◆ Request
Give the data below again exactly as it stands. Omit the pictures.
-- BEGIN --
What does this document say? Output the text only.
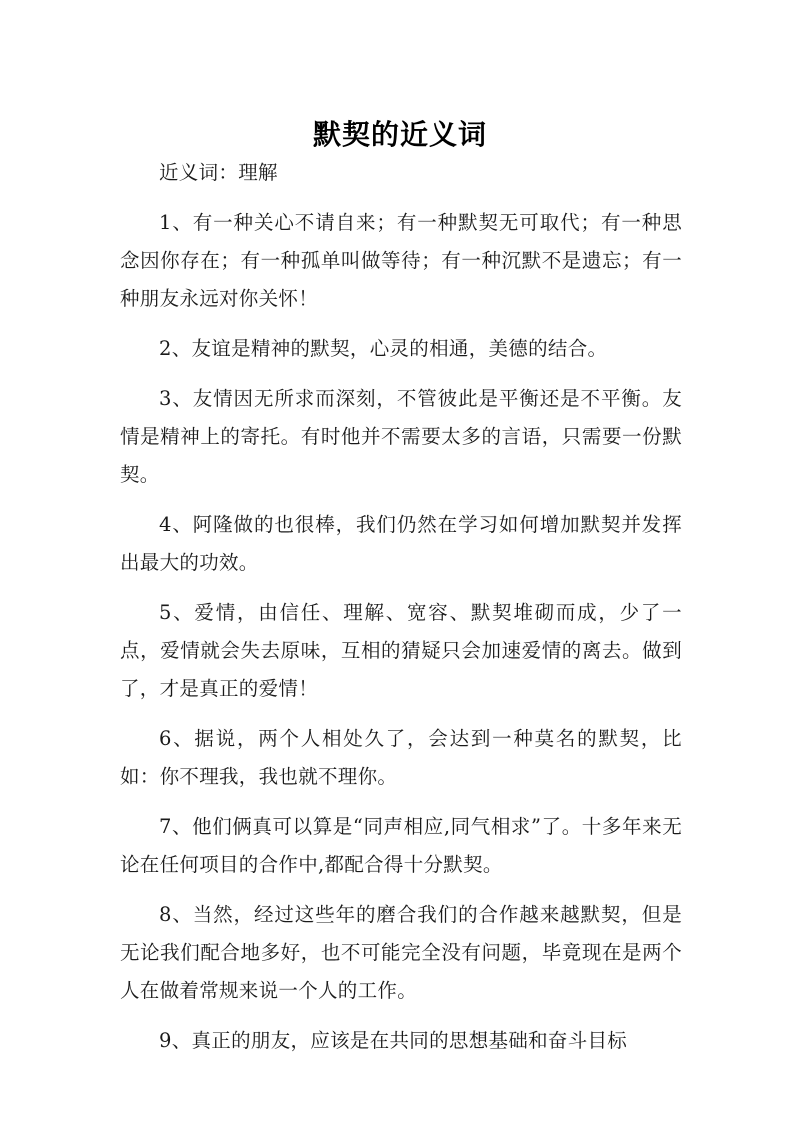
默契的近义词

近义词：理解

1、有一种关心不请自来；有一种默契无可取代；有一种思念因你存在；有一种孤单叫做等待；有一种沉默不是遗忘；有一种朋友永远对你关怀！

2、友谊是精神的默契，心灵的相通，美德的结合。

3、友情因无所求而深刻，不管彼此是平衡还是不平衡。友情是精神上的寄托。有时他并不需要太多的言语，只需要一份默契。

4、阿隆做的也很棒，我们仍然在学习如何增加默契并发挥出最大的功效。

5、爱情，由信任、理解、宽容、默契堆砌而成，少了一点，爱情就会失去原味，互相的猜疑只会加速爱情的离去。做到了，才是真正的爱情！

6、据说，两个人相处久了，会达到一种莫名的默契，比如：你不理我，我也就不理你。

7、他们俩真可以算是“同声相应,同气相求”了。十多年来无论在任何项目的合作中,都配合得十分默契。

8、当然，经过这些年的磨合我们的合作越来越默契，但是无论我们配合地多好，也不可能完全没有问题，毕竟现在是两个人在做着常规来说一个人的工作。

9、真正的朋友，应该是在共同的思想基础和奋斗目标
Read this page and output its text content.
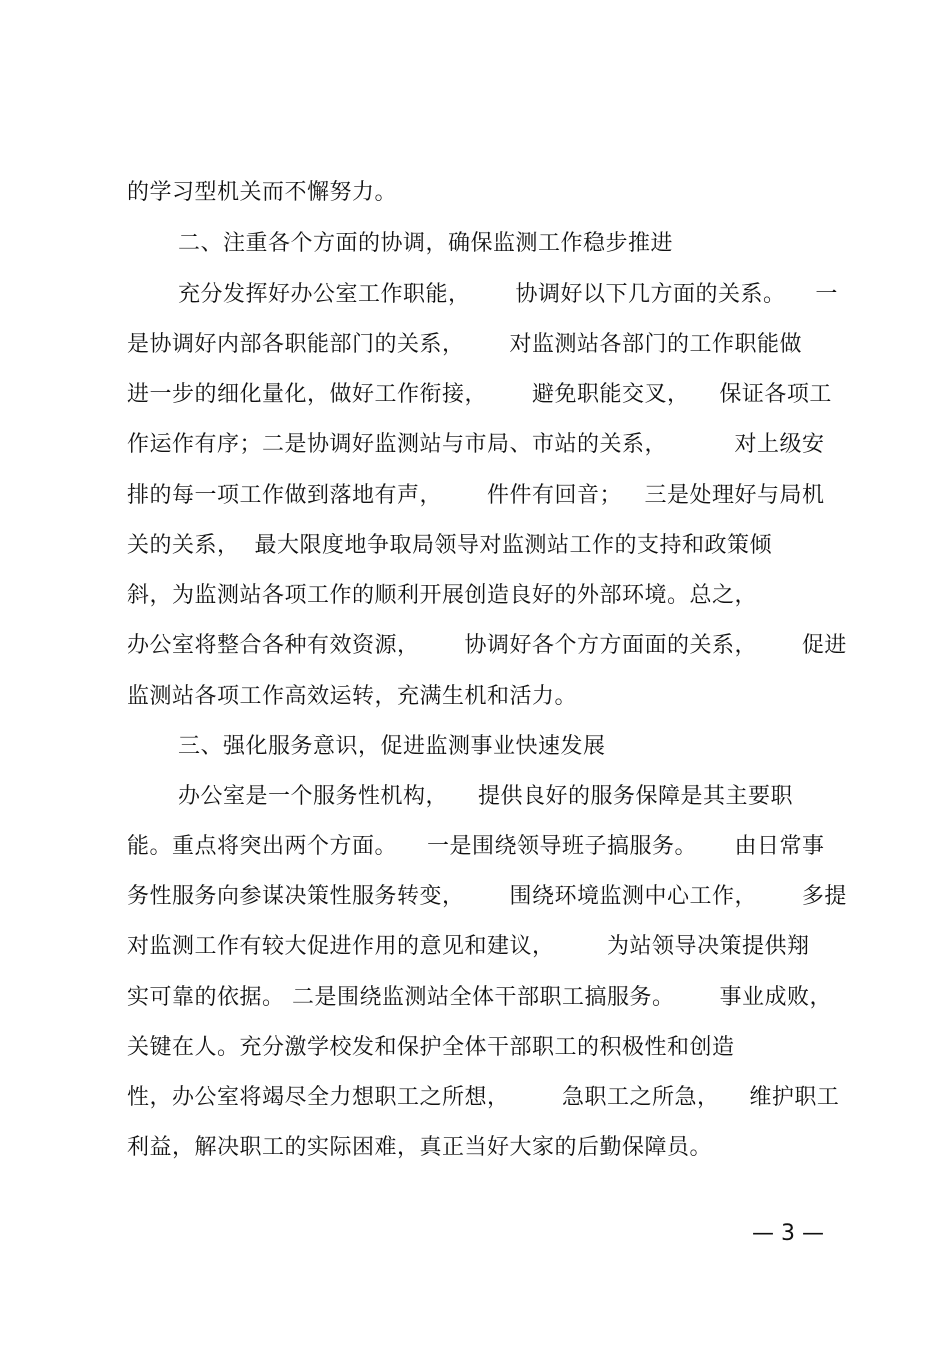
的学习型机关而不懈努力。
二、注重各个方面的协调，确保监测工作稳步推进
充分发挥好办公室工作职能，      协调好以下几方面的关系。    一
是协调好内部各职能部门的关系，      对监测站各部门的工作职能做
进一步的细化量化，做好工作衔接，      避免职能交叉，    保证各项工
作运作有序；二是协调好监测站与市局、市站的关系，         对上级安
排的每一项工作做到落地有声，      件件有回音；   三是处理好与局机
关的关系，  最大限度地争取局领导对监测站工作的支持和政策倾
斜，为监测站各项工作的顺利开展创造良好的外部环境。总之，
办公室将整合各种有效资源，      协调好各个方方面面的关系，      促进
监测站各项工作高效运转，充满生机和活力。
三、强化服务意识，促进监测事业快速发展
办公室是一个服务性机构，    提供良好的服务保障是其主要职
能。重点将突出两个方面。    一是围绕领导班子搞服务。     由日常事
务性服务向参谋决策性服务转变，      围绕环境监测中心工作，      多提
对监测工作有较大促进作用的意见和建议，       为站领导决策提供翔
实可靠的依据。 二是围绕监测站全体干部职工搞服务。      事业成败，
关键在人。充分激学校发和保护全体干部职工的积极性和创造
性，办公室将竭尽全力想职工之所想，       急职工之所急，    维护职工
利益，解决职工的实际困难，真正当好大家的后勤保障员。
— 3 —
-- END --
◆ Right answer
What does this document say? Output the text only.
默契的近义词

近义词：理解

1、有一种关心不请自来；有一种默契无可取代；有一种思念因你存在；有一种孤单叫做等待；有一种沉默不是遗忘；有一种朋友永远对你关怀！

2、友谊是精神的默契，心灵的相通，美德的结合。

3、友情因无所求而深刻，不管彼此是平衡还是不平衡。友情是精神上的寄托。有时他并不需要太多的言语，只需要一份默契。

4、阿隆做的也很棒，我们仍然在学习如何增加默契并发挥出最大的功效。

5、爱情，由信任、理解、宽容、默契堆砌而成，少了一点，爱情就会失去原味，互相的猜疑只会加速爱情的离去。做到了，才是真正的爱情！

6、据说，两个人相处久了，会达到一种莫名的默契，比如：你不理我，我也就不理你。

7、他们俩真可以算是“同声相应,同气相求”了。十多年来无论在任何项目的合作中,都配合得十分默契。

8、当然，经过这些年的磨合我们的合作越来越默契，但是无论我们配合地多好，也不可能完全没有问题，毕竟现在是两个人在做着常规来说一个人的工作。

9、真正的朋友，应该是在共同的思想基础和奋斗目标
Read this page and output its text content.
的学习型机关而不懈努力。
二、注重各个方面的协调，确保监测工作稳步推进
充分发挥好办公室工作职能，      协调好以下几方面的关系。    一
是协调好内部各职能部门的关系，      对监测站各部门的工作职能做
进一步的细化量化，做好工作衔接，      避免职能交叉，    保证各项工
作运作有序；二是协调好监测站与市局、市站的关系，         对上级安
排的每一项工作做到落地有声，      件件有回音；   三是处理好与局机
关的关系，  最大限度地争取局领导对监测站工作的支持和政策倾
斜，为监测站各项工作的顺利开展创造良好的外部环境。总之，
办公室将整合各种有效资源，      协调好各个方方面面的关系，      促进
监测站各项工作高效运转，充满生机和活力。
三、强化服务意识，促进监测事业快速发展
办公室是一个服务性机构，    提供良好的服务保障是其主要职
能。重点将突出两个方面。    一是围绕领导班子搞服务。     由日常事
务性服务向参谋决策性服务转变，      围绕环境监测中心工作，      多提
对监测工作有较大促进作用的意见和建议，       为站领导决策提供翔
实可靠的依据。 二是围绕监测站全体干部职工搞服务。      事业成败，
关键在人。充分激学校发和保护全体干部职工的积极性和创造
性，办公室将竭尽全力想职工之所想，       急职工之所急，    维护职工
利益，解决职工的实际困难，真正当好大家的后勤保障员。
— 3 —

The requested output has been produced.